Top of The data

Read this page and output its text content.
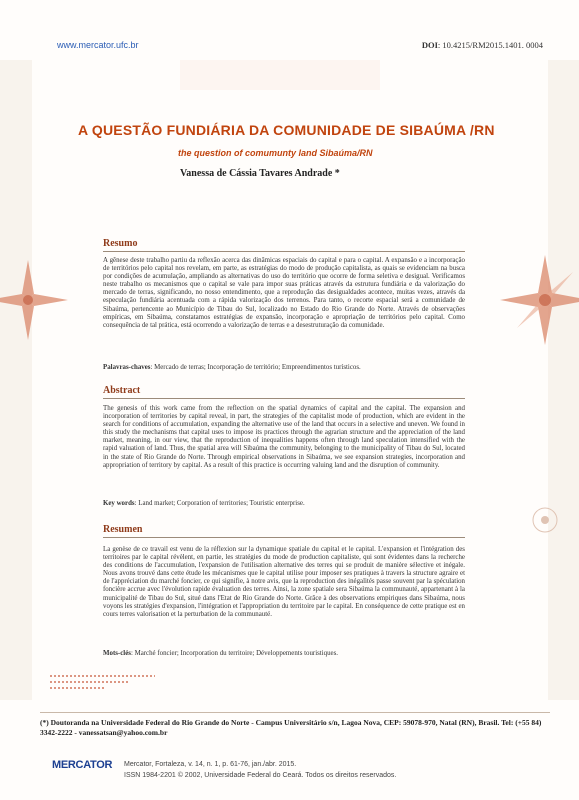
www.mercator.ufc.br	DOI: 10.4215/RM2015.1401. 0004
A QUESTÃO FUNDIÁRIA DA COMUNIDADE DE SIBAÚMA /RN
the question of comumunty land Sibaúma/RN
Vanessa de Cássia Tavares Andrade *
Resumo
A gênese deste trabalho partiu da reflexão acerca das dinâmicas espaciais do capital e para o capital. A expansão e a incorporação de territórios pelo capital nos revelam, em parte, as estratégias do modo de produção capitalista, as quais se evidenciam na busca por condições de acumulação, ampliando as alternativas do uso do território que ocorre de forma seletiva e desigual. Verificamos neste trabalho os mecanismos que o capital se vale para impor suas práticas através da estrutura fundiária e da valorização do mercado de terras, significando, no nosso entendimento, que a reprodução das desigualdades acontece, muitas vezes, através da especulação fundiária acentuada com a rápida valorização dos terrenos. Para tanto, o recorte espacial será a comunidade de Sibaúma, pertencente ao Município de Tibau do Sul, localizado no Estado do Rio Grande do Norte. Através de observações empíricas, em Sibaúma, constatamos estratégias de expansão, incorporação e apropriação de territórios pelo capital. Como consequência de tal prática, está ocorrendo a valorização de terras e a desestruturação da comunidade.
Palavras-chaves: Mercado de terras; Incorporação de território; Empreendimentos turísticos.
Abstract
The genesis of this work came from the reflection on the spatial dynamics of capital and the capital. The expansion and incorporation of territories by capital reveal, in part, the strategies of the capitalist mode of production, which are evident in the search for conditions of accumulation, expanding the alternative use of the land that occurs in a selective and uneven. We found in this study the mechanisms that capital uses to impose its practices through the agrarian structure and the appreciation of the land market, meaning, in our view, that the reproduction of inequalities happens often through land speculation intensified with the rapid valuation of land. Thus, the spatial area will Sibaúma the community, belonging to the municipality of Tibau do Sul, located in the state of Rio Grande do Norte. Through empirical observations in Sibaúma, we see expansion strategies, incorporation and appropriation of territory by capital. As a result of this practice is occurring valuing land and the disruption of community.
Key words: Land market; Corporation of territories; Touristic enterprise.
Resumen
La genèse de ce travail est venu de la réflexion sur la dynamique spatiale du capital et le capital. L'expansion et l'intégration des territoires par le capital révèlent, en partie, les stratégies du mode de production capitaliste, qui sont évidentes dans la recherche des conditions de l'accumulation, l'expansion de l'utilisation alternative des terres qui se produit de manière sélective et inégale. Nous avons trouvé dans cette étude les mécanismes que le capital utilise pour imposer ses pratiques à travers la structure agraire et de l'appréciation du marché foncier, ce qui signifie, à notre avis, que la reproduction des inégalités passe souvent par la spéculation foncière accrue avec l'évolution rapide évaluation des terres. Ainsi, la zone spatiale sera Sibaúma la communauté, appartenant à la municipalité de Tibau do Sul, situé dans l'Etat de Rio Grande do Norte. Grâce à des observations empiriques dans Sibaúma, nous voyons les stratégies d'expansion, l'intégration et l'appropriation du territoire par le capital. En conséquence de cette pratique est en cours terres valorisation et la perturbation de la communauté.
Mots-clés: Marché foncier; Incorporation du territoire; Développements touristiques.
(*) Doutoranda na Universidade Federal do Rio Grande do Norte - Campus Universitário s/n, Lagoa Nova, CEP: 59078-970, Natal (RN), Brasil. Tel: (+55 84) 3342-2222 - vanessatsan@yahoo.com.br
MERCATOR Mercator, Fortaleza, v. 14, n. 1, p. 61-76, jan./abr. 2015.
ISSN 1984-2201 © 2002, Universidade Federal do Ceará. Todos os direitos reservados.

Bottom of The data

• [The task]: Skip the pictures and transcribe the rest of the records exactly.

• [Exercise result]:
Read this page and output its text content.
www.mercator.ufc.br	DOI: 10.4215/RM2015.1401. 0004
A QUESTÃO FUNDIÁRIA DA COMUNIDADE DE SIBAÚMA /RN
the question of comumunty land Sibaúma/RN
Vanessa de Cássia Tavares Andrade *
Resumo
A gênese deste trabalho partiu da reflexão acerca das dinâmicas espaciais do capital e para o capital. A expansão e a incorporação de territórios pelo capital nos revelam, em parte, as estratégias do modo de produção capitalista, as quais se evidenciam na busca por condições de acumulação, ampliando as alternativas do uso do território que ocorre de forma seletiva e desigual. Verificamos neste trabalho os mecanismos que o capital se vale para impor suas práticas através da estrutura fundiária e da valorização do mercado de terras, significando, no nosso entendimento, que a reprodução das desigualdades acontece, muitas vezes, através da especulação fundiária acentuada com a rápida valorização dos terrenos. Para tanto, o recorte espacial será a comunidade de Sibaúma, pertencente ao Município de Tibau do Sul, localizado no Estado do Rio Grande do Norte. Através de observações empíricas, em Sibaúma, constatamos estratégias de expansão, incorporação e apropriação de territórios pelo capital. Como consequência de tal prática, está ocorrendo a valorização de terras e a desestruturação da comunidade.
Palavras-chaves: Mercado de terras; Incorporação de território; Empreendimentos turísticos.
Abstract
The genesis of this work came from the reflection on the spatial dynamics of capital and the capital. The expansion and incorporation of territories by capital reveal, in part, the strategies of the capitalist mode of production, which are evident in the search for conditions of accumulation, expanding the alternative use of the land that occurs in a selective and uneven. We found in this study the mechanisms that capital uses to impose its practices through the agrarian structure and the appreciation of the land market, meaning, in our view, that the reproduction of inequalities happens often through land speculation intensified with the rapid valuation of land. Thus, the spatial area will Sibaúma the community, belonging to the municipality of Tibau do Sul, located in the state of Rio Grande do Norte. Through empirical observations in Sibaúma, we see expansion strategies, incorporation and appropriation of territory by capital. As a result of this practice is occurring valuing land and the disruption of community.
Key words: Land market; Corporation of territories; Touristic enterprise.
Resumen
La genèse de ce travail est venu de la réflexion sur la dynamique spatiale du capital et le capital. L'expansion et l'intégration des territoires par le capital révèlent, en partie, les stratégies du mode de production capitaliste, qui sont évidentes dans la recherche des conditions de l'accumulation, l'expansion de l'utilisation alternative des terres qui se produit de manière sélective et inégale. Nous avons trouvé dans cette étude les mécanismes que le capital utilise pour imposer ses pratiques à travers la structure agraire et de l'appréciation du marché foncier, ce qui signifie, à notre avis, que la reproduction des inégalités passe souvent par la spéculation foncière accrue avec l'évolution rapide évaluation des terres. Ainsi, la zone spatiale sera Sibaúma la communauté, appartenant à la municipalité de Tibau do Sul, situé dans l'Etat de Rio Grande do Norte. Grâce à des observations empiriques dans Sibaúma, nous voyons les stratégies d'expansion, l'intégration et l'appropriation du territoire par le capital. En conséquence de cette pratique est en cours terres valorisation et la perturbation de la communauté.
Mots-clés: Marché foncier; Incorporation du territoire; Développements touristiques.
(*) Doutoranda na Universidade Federal do Rio Grande do Norte - Campus Universitário s/n, Lagoa Nova, CEP: 59078-970, Natal (RN), Brasil. Tel: (+55 84) 3342-2222 - vanessatsan@yahoo.com.br
MERCATOR Mercator, Fortaleza, v. 14, n. 1, p. 61-76, jan./abr. 2015.
ISSN 1984-2201 © 2002, Universidade Federal do Ceará. Todos os direitos reservados.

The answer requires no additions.